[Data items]
►

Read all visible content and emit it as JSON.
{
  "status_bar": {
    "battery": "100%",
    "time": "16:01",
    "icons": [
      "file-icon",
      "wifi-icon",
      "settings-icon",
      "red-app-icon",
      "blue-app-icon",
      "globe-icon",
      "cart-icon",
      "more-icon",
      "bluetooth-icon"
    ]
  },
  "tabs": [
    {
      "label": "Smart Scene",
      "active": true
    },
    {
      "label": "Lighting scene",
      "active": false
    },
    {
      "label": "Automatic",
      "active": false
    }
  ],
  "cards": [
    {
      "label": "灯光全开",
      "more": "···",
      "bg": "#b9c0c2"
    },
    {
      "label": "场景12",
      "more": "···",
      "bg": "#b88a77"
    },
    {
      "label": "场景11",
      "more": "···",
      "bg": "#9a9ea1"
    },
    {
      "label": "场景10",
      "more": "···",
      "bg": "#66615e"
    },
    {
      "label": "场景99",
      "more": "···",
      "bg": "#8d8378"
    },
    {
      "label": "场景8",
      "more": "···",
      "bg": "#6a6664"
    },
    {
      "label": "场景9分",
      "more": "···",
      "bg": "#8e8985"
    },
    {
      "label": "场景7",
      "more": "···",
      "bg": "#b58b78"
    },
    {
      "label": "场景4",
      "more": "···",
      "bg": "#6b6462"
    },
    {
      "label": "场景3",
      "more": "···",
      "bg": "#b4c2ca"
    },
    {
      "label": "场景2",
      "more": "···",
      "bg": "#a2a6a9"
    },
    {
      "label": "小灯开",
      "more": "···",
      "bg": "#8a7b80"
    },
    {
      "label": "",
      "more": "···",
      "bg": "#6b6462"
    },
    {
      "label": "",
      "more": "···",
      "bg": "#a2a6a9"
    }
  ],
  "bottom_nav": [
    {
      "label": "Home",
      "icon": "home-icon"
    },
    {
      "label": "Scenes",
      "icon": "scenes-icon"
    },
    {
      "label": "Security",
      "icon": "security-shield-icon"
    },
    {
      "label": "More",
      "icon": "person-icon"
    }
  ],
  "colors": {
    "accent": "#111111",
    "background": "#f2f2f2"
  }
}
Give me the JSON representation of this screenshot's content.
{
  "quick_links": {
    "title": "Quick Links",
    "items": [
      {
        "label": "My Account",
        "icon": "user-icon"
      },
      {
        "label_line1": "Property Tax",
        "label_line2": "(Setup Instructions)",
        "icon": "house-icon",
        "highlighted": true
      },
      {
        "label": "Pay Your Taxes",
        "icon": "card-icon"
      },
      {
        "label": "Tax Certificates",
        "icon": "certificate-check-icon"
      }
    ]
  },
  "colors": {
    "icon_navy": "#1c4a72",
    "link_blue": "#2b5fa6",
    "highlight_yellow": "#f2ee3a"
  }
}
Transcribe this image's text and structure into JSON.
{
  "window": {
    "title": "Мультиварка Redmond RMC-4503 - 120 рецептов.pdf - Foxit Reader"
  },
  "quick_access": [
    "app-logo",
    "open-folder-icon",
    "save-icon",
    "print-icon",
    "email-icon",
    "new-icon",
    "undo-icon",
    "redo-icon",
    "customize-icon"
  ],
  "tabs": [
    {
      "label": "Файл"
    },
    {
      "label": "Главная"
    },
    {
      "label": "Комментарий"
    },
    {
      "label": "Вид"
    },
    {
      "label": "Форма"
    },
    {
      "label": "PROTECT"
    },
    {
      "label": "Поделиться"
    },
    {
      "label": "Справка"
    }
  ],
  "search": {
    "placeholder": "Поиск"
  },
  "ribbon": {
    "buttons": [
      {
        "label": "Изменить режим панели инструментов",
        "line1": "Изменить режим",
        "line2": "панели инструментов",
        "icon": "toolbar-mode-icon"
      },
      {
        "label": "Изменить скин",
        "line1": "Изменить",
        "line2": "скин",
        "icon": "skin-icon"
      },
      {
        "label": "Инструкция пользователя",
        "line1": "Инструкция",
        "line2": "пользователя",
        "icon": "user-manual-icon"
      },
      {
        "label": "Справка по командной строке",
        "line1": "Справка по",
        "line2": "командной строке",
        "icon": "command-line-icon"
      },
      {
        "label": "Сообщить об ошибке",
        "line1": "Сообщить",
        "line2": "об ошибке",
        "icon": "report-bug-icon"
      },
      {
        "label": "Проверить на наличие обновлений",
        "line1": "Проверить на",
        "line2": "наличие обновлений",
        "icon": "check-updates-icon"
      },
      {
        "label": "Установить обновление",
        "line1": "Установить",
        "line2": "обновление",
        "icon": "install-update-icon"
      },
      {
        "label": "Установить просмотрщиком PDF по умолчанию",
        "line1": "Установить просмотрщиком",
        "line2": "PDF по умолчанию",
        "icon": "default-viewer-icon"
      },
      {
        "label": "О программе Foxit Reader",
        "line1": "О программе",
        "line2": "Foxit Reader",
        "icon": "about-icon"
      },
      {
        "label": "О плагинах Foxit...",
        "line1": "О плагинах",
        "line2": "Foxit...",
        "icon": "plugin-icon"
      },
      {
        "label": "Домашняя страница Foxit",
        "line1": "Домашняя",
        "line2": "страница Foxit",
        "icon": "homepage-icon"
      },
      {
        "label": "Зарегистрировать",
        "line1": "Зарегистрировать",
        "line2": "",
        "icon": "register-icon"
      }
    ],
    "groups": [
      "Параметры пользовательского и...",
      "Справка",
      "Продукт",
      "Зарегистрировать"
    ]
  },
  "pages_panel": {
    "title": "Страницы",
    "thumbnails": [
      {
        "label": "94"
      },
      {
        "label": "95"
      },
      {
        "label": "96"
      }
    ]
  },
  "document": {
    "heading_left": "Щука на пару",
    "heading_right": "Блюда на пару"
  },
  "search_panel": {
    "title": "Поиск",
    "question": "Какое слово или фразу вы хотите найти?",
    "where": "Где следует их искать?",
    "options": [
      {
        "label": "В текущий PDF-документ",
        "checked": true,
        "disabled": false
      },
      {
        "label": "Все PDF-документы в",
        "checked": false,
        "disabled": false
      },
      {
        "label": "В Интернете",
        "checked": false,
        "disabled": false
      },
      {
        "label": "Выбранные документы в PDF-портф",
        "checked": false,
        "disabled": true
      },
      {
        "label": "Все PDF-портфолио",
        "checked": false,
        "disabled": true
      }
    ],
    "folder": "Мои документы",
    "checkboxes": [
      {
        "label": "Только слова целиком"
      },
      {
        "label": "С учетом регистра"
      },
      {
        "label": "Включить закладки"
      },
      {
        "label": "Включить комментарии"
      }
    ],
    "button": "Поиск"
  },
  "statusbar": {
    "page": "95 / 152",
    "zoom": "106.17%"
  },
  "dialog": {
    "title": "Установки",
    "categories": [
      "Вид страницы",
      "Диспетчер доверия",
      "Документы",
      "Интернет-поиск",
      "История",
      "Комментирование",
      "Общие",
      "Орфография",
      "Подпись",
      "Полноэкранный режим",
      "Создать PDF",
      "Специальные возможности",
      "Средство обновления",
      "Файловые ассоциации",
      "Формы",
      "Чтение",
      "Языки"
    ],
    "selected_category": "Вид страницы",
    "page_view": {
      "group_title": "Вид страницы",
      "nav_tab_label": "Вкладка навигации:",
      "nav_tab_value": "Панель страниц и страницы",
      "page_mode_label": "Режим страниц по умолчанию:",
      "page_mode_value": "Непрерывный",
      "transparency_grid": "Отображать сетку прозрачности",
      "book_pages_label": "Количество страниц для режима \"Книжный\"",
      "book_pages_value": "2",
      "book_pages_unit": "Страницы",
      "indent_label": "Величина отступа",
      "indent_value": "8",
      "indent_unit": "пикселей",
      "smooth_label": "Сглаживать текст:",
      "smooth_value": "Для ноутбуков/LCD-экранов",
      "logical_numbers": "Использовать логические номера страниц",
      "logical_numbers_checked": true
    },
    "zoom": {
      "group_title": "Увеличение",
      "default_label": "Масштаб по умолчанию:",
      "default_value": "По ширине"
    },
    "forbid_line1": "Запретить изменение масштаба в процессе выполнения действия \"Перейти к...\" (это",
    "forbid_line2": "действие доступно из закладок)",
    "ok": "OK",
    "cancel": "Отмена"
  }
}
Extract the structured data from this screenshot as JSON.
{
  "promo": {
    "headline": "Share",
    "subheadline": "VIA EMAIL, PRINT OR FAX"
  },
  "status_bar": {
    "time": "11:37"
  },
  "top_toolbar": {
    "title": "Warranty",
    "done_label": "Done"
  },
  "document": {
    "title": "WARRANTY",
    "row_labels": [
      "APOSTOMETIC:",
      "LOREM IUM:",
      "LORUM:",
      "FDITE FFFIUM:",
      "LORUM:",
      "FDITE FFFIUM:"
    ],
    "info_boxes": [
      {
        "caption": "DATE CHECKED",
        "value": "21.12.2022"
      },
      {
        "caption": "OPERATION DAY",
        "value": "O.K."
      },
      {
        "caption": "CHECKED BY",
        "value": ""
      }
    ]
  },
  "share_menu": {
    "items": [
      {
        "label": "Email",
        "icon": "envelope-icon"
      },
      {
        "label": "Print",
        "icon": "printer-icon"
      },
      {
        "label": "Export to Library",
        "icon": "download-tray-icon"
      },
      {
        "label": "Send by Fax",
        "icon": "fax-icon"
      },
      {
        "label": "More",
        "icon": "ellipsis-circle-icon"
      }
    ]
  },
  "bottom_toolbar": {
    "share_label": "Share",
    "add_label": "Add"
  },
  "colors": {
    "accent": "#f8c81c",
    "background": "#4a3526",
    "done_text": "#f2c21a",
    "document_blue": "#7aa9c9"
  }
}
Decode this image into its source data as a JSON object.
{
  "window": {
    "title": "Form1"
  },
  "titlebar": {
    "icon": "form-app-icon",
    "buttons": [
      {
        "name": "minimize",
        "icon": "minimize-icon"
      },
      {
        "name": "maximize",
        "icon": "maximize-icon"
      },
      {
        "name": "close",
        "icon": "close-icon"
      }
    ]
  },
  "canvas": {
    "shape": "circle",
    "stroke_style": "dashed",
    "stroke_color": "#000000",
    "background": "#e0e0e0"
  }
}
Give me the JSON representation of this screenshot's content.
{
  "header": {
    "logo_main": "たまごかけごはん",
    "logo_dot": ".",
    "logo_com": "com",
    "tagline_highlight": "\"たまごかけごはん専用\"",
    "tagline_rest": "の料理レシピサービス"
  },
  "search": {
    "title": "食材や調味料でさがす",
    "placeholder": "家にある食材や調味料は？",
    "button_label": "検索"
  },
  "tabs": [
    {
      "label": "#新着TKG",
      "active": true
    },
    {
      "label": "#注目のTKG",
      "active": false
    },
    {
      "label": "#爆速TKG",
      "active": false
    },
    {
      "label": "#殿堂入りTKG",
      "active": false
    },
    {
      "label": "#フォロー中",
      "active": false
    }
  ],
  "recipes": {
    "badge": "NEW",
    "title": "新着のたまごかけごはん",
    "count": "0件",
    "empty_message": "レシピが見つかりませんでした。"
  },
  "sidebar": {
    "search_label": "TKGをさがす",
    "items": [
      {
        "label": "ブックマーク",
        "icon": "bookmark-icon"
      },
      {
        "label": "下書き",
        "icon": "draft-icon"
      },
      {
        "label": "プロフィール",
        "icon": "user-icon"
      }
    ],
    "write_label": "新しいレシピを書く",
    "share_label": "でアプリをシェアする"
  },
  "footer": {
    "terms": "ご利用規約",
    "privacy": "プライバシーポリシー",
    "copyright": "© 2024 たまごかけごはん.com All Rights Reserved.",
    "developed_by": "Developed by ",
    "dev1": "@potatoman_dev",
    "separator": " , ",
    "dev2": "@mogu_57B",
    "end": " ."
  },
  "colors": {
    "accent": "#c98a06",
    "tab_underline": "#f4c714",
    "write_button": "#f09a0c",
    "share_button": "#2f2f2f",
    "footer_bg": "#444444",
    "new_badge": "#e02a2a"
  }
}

◄

Check each line of the listing above for the string "панели", then report only how many lines have it.

SOLVED EXERCISE — 2